Go through the listing and return every line with "minimum" in it.

─── Given information ───

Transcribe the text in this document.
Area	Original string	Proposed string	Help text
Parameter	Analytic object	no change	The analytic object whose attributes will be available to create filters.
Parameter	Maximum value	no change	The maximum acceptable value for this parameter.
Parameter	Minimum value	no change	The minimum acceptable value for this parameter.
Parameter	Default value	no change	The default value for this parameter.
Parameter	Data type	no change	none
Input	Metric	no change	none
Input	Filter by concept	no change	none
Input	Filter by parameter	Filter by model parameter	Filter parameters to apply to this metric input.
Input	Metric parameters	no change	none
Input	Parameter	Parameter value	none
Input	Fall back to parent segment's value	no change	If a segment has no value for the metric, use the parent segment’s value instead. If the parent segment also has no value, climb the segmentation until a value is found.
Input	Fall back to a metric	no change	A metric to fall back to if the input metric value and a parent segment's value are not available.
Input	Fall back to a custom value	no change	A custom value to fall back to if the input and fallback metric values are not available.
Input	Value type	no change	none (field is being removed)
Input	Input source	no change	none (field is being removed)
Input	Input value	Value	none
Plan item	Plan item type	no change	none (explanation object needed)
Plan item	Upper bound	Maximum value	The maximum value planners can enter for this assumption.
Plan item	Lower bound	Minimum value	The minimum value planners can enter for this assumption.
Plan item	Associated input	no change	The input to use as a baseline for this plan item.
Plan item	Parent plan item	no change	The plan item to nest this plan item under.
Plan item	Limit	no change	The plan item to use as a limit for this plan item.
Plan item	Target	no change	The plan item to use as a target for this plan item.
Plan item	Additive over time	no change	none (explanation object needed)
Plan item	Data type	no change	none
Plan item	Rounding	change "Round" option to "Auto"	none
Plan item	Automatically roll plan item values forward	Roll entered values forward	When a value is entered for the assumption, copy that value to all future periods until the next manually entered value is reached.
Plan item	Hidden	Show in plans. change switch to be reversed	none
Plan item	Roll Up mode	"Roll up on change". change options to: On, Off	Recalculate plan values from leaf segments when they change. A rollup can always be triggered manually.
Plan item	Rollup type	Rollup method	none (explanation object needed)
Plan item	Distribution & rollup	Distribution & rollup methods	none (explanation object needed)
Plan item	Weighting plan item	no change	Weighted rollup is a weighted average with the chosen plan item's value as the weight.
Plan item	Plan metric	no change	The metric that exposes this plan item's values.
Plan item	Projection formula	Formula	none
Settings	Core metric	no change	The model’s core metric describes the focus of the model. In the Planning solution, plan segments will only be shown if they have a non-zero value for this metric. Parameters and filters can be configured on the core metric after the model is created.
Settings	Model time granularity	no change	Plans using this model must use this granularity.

───

= Written solution =
Parameter	Minimum value	no change	The minimum acceptable value for this parameter.
Plan item	Lower bound	Minimum value	The minimum value planners can enter for this assumption.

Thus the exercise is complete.